[Stored data]
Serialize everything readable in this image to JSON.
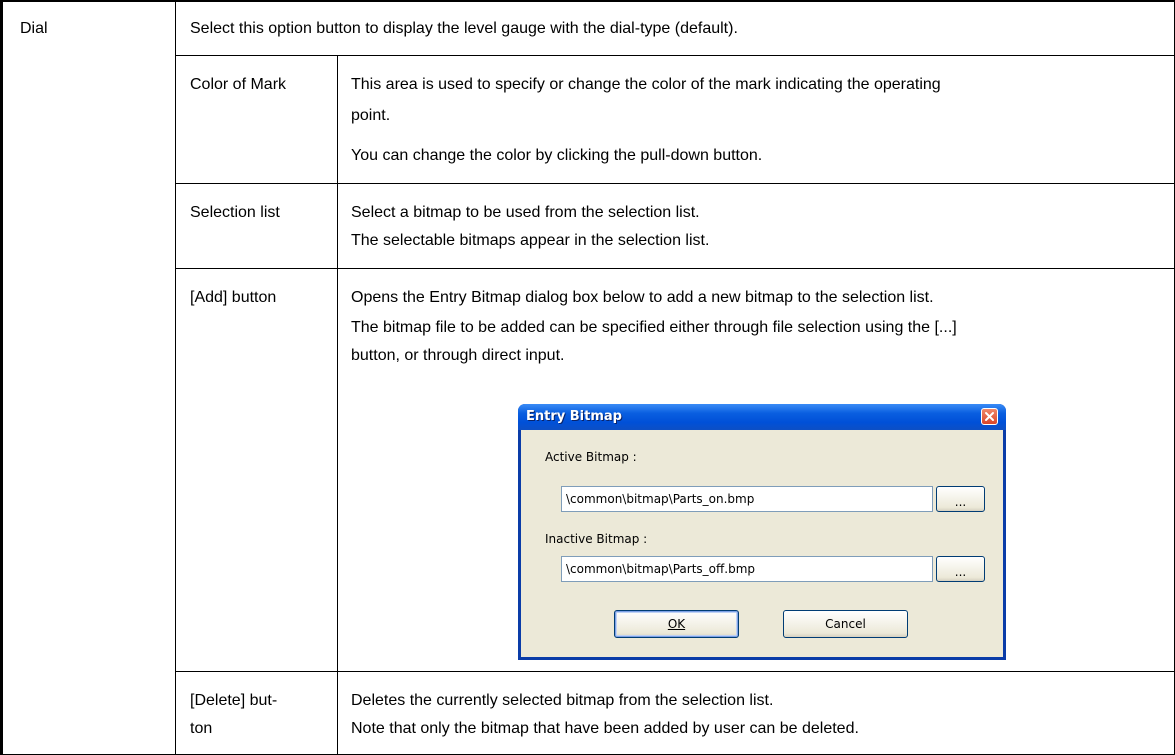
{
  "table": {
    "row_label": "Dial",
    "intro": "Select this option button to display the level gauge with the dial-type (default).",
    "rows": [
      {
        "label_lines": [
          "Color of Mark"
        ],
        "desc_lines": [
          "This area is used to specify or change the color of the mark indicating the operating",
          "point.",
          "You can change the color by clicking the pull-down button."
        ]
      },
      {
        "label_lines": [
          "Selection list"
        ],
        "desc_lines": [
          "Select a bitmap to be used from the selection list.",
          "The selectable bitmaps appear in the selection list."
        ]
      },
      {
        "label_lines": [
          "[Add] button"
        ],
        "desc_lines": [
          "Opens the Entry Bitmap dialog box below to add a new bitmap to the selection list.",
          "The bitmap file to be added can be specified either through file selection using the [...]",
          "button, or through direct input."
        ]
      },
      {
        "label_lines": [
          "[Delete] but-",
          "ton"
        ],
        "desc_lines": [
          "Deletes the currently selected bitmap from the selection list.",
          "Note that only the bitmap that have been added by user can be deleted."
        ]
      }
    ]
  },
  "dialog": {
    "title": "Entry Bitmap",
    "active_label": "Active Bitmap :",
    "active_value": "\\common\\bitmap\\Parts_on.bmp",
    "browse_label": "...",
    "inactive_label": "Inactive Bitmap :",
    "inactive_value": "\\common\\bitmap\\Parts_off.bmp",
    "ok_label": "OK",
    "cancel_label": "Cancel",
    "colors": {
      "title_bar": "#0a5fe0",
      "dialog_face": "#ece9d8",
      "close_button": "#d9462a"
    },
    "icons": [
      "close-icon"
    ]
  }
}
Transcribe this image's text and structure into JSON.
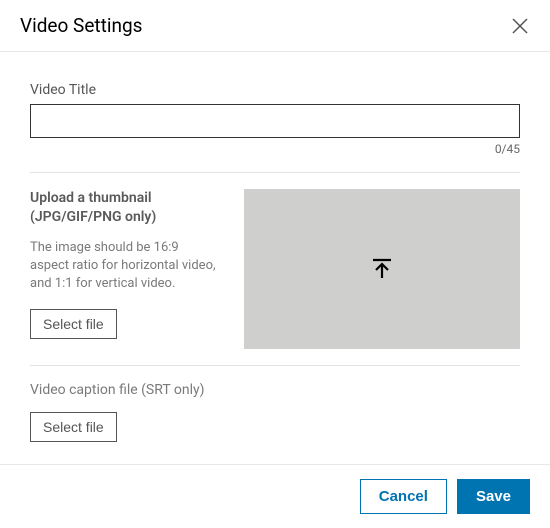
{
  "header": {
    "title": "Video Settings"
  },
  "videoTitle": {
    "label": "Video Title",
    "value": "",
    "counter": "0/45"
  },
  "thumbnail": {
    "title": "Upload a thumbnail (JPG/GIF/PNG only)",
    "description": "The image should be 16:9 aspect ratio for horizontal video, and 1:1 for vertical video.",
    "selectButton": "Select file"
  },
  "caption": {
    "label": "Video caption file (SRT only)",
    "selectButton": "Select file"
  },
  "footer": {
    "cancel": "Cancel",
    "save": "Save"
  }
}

#### [Goal]
Quote every record above exactly, leaving out the pictures.

#### [Problem solution]
Serialize everything readable in this image to JSON.
{
  "table": {
    "row_label": "Dial",
    "intro": "Select this option button to display the level gauge with the dial-type (default).",
    "rows": [
      {
        "label_lines": [
          "Color of Mark"
        ],
        "desc_lines": [
          "This area is used to specify or change the color of the mark indicating the operating",
          "point.",
          "You can change the color by clicking the pull-down button."
        ]
      },
      {
        "label_lines": [
          "Selection list"
        ],
        "desc_lines": [
          "Select a bitmap to be used from the selection list.",
          "The selectable bitmaps appear in the selection list."
        ]
      },
      {
        "label_lines": [
          "[Add] button"
        ],
        "desc_lines": [
          "Opens the Entry Bitmap dialog box below to add a new bitmap to the selection list.",
          "The bitmap file to be added can be specified either through file selection using the [...]",
          "button, or through direct input."
        ]
      },
      {
        "label_lines": [
          "[Delete] but-",
          "ton"
        ],
        "desc_lines": [
          "Deletes the currently selected bitmap from the selection list.",
          "Note that only the bitmap that have been added by user can be deleted."
        ]
      }
    ]
  },
  "dialog": {
    "title": "Entry Bitmap",
    "active_label": "Active Bitmap :",
    "active_value": "\\common\\bitmap\\Parts_on.bmp",
    "browse_label": "...",
    "inactive_label": "Inactive Bitmap :",
    "inactive_value": "\\common\\bitmap\\Parts_off.bmp",
    "ok_label": "OK",
    "cancel_label": "Cancel",
    "colors": {
      "title_bar": "#0a5fe0",
      "dialog_face": "#ece9d8",
      "close_button": "#d9462a"
    },
    "icons": [
      "close-icon"
    ]
  }
}
Transcribe this image's text and structure into JSON.
{
  "header": {
    "title": "Video Settings"
  },
  "videoTitle": {
    "label": "Video Title",
    "value": "",
    "counter": "0/45"
  },
  "thumbnail": {
    "title": "Upload a thumbnail (JPG/GIF/PNG only)",
    "description": "The image should be 16:9 aspect ratio for horizontal video, and 1:1 for vertical video.",
    "selectButton": "Select file"
  },
  "caption": {
    "label": "Video caption file (SRT only)",
    "selectButton": "Select file"
  },
  "footer": {
    "cancel": "Cancel",
    "save": "Save"
  }
}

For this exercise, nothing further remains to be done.